**WORK TO COMPLETE**
Repeat every line below exactly, word for word.

::: PROVIDED ENTRIES :::

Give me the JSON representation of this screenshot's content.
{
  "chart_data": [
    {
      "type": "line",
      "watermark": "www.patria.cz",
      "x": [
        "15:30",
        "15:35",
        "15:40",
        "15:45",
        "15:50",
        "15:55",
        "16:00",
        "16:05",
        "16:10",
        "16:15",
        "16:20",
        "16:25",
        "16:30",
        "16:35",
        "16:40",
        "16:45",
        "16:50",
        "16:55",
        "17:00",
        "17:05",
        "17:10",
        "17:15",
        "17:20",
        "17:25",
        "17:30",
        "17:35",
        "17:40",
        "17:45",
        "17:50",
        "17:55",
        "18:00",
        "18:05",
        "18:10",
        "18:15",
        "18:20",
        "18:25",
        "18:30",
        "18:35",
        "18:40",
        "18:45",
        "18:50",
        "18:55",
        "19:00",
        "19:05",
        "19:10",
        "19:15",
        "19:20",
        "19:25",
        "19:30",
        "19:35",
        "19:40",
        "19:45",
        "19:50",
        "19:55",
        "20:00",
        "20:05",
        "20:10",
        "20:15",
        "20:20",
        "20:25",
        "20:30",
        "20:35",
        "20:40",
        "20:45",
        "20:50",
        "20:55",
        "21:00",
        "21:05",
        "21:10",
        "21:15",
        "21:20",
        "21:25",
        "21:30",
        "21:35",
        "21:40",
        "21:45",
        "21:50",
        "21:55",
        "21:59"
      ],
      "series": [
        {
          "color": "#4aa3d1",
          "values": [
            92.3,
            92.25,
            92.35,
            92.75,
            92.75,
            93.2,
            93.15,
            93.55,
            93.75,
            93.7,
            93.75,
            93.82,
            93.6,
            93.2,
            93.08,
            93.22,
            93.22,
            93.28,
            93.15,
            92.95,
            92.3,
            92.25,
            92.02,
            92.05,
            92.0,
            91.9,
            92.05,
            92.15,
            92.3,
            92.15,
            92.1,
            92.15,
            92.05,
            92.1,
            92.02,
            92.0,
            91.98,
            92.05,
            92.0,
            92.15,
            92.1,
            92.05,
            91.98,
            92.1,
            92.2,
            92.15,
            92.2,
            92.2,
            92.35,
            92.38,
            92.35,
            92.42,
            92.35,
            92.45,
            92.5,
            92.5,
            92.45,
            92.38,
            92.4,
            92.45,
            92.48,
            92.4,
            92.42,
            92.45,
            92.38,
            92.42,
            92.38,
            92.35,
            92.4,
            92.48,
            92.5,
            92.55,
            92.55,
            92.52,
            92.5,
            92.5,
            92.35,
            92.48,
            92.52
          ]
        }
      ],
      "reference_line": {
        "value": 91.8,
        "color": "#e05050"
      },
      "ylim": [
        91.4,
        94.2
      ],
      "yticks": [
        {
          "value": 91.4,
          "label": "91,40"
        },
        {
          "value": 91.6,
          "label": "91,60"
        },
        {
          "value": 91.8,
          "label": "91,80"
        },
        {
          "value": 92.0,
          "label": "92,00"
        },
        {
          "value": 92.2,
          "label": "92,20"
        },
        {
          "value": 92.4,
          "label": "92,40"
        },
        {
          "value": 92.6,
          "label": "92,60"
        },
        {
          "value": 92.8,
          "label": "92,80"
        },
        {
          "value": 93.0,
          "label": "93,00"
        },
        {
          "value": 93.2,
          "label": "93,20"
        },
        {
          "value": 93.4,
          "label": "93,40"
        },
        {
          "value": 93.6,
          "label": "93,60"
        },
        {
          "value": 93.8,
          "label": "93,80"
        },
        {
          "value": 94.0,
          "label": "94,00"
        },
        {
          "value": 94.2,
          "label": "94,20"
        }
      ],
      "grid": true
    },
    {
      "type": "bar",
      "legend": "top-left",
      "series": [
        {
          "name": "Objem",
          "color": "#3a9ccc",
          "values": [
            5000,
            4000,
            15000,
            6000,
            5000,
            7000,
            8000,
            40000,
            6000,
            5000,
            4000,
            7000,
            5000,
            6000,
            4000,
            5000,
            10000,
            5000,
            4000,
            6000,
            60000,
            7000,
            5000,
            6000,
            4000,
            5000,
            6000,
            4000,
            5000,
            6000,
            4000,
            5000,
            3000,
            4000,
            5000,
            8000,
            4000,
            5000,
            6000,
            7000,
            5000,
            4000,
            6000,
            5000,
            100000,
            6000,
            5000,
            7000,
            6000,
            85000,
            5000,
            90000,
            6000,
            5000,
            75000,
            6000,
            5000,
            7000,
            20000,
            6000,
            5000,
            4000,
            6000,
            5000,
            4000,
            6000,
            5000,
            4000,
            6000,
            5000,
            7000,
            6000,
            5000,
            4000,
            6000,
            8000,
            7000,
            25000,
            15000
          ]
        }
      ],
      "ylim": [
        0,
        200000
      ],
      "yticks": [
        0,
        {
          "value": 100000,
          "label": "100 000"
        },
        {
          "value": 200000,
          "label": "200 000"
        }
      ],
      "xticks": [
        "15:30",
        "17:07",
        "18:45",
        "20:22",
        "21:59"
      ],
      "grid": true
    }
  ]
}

:::

**OUTPUT FOR THIS EXERCISE**
Give me the JSON representation of this screenshot's content.
{
  "chart_data": [
    {
      "type": "line",
      "watermark": "www.patria.cz",
      "x": [
        "15:30",
        "15:35",
        "15:40",
        "15:45",
        "15:50",
        "15:55",
        "16:00",
        "16:05",
        "16:10",
        "16:15",
        "16:20",
        "16:25",
        "16:30",
        "16:35",
        "16:40",
        "16:45",
        "16:50",
        "16:55",
        "17:00",
        "17:05",
        "17:10",
        "17:15",
        "17:20",
        "17:25",
        "17:30",
        "17:35",
        "17:40",
        "17:45",
        "17:50",
        "17:55",
        "18:00",
        "18:05",
        "18:10",
        "18:15",
        "18:20",
        "18:25",
        "18:30",
        "18:35",
        "18:40",
        "18:45",
        "18:50",
        "18:55",
        "19:00",
        "19:05",
        "19:10",
        "19:15",
        "19:20",
        "19:25",
        "19:30",
        "19:35",
        "19:40",
        "19:45",
        "19:50",
        "19:55",
        "20:00",
        "20:05",
        "20:10",
        "20:15",
        "20:20",
        "20:25",
        "20:30",
        "20:35",
        "20:40",
        "20:45",
        "20:50",
        "20:55",
        "21:00",
        "21:05",
        "21:10",
        "21:15",
        "21:20",
        "21:25",
        "21:30",
        "21:35",
        "21:40",
        "21:45",
        "21:50",
        "21:55",
        "21:59"
      ],
      "series": [
        {
          "color": "#4aa3d1",
          "values": [
            92.3,
            92.25,
            92.35,
            92.75,
            92.75,
            93.2,
            93.15,
            93.55,
            93.75,
            93.7,
            93.75,
            93.82,
            93.6,
            93.2,
            93.08,
            93.22,
            93.22,
            93.28,
            93.15,
            92.95,
            92.3,
            92.25,
            92.02,
            92.05,
            92.0,
            91.9,
            92.05,
            92.15,
            92.3,
            92.15,
            92.1,
            92.15,
            92.05,
            92.1,
            92.02,
            92.0,
            91.98,
            92.05,
            92.0,
            92.15,
            92.1,
            92.05,
            91.98,
            92.1,
            92.2,
            92.15,
            92.2,
            92.2,
            92.35,
            92.38,
            92.35,
            92.42,
            92.35,
            92.45,
            92.5,
            92.5,
            92.45,
            92.38,
            92.4,
            92.45,
            92.48,
            92.4,
            92.42,
            92.45,
            92.38,
            92.42,
            92.38,
            92.35,
            92.4,
            92.48,
            92.5,
            92.55,
            92.55,
            92.52,
            92.5,
            92.5,
            92.35,
            92.48,
            92.52
          ]
        }
      ],
      "reference_line": {
        "value": 91.8,
        "color": "#e05050"
      },
      "ylim": [
        91.4,
        94.2
      ],
      "yticks": [
        {
          "value": 91.4,
          "label": "91,40"
        },
        {
          "value": 91.6,
          "label": "91,60"
        },
        {
          "value": 91.8,
          "label": "91,80"
        },
        {
          "value": 92.0,
          "label": "92,00"
        },
        {
          "value": 92.2,
          "label": "92,20"
        },
        {
          "value": 92.4,
          "label": "92,40"
        },
        {
          "value": 92.6,
          "label": "92,60"
        },
        {
          "value": 92.8,
          "label": "92,80"
        },
        {
          "value": 93.0,
          "label": "93,00"
        },
        {
          "value": 93.2,
          "label": "93,20"
        },
        {
          "value": 93.4,
          "label": "93,40"
        },
        {
          "value": 93.6,
          "label": "93,60"
        },
        {
          "value": 93.8,
          "label": "93,80"
        },
        {
          "value": 94.0,
          "label": "94,00"
        },
        {
          "value": 94.2,
          "label": "94,20"
        }
      ],
      "grid": true
    },
    {
      "type": "bar",
      "legend": "top-left",
      "series": [
        {
          "name": "Objem",
          "color": "#3a9ccc",
          "values": [
            5000,
            4000,
            15000,
            6000,
            5000,
            7000,
            8000,
            40000,
            6000,
            5000,
            4000,
            7000,
            5000,
            6000,
            4000,
            5000,
            10000,
            5000,
            4000,
            6000,
            60000,
            7000,
            5000,
            6000,
            4000,
            5000,
            6000,
            4000,
            5000,
            6000,
            4000,
            5000,
            3000,
            4000,
            5000,
            8000,
            4000,
            5000,
            6000,
            7000,
            5000,
            4000,
            6000,
            5000,
            100000,
            6000,
            5000,
            7000,
            6000,
            85000,
            5000,
            90000,
            6000,
            5000,
            75000,
            6000,
            5000,
            7000,
            20000,
            6000,
            5000,
            4000,
            6000,
            5000,
            4000,
            6000,
            5000,
            4000,
            6000,
            5000,
            7000,
            6000,
            5000,
            4000,
            6000,
            8000,
            7000,
            25000,
            15000
          ]
        }
      ],
      "ylim": [
        0,
        200000
      ],
      "yticks": [
        0,
        {
          "value": 100000,
          "label": "100 000"
        },
        {
          "value": 200000,
          "label": "200 000"
        }
      ],
      "xticks": [
        "15:30",
        "17:07",
        "18:45",
        "20:22",
        "21:59"
      ],
      "grid": true
    }
  ]
}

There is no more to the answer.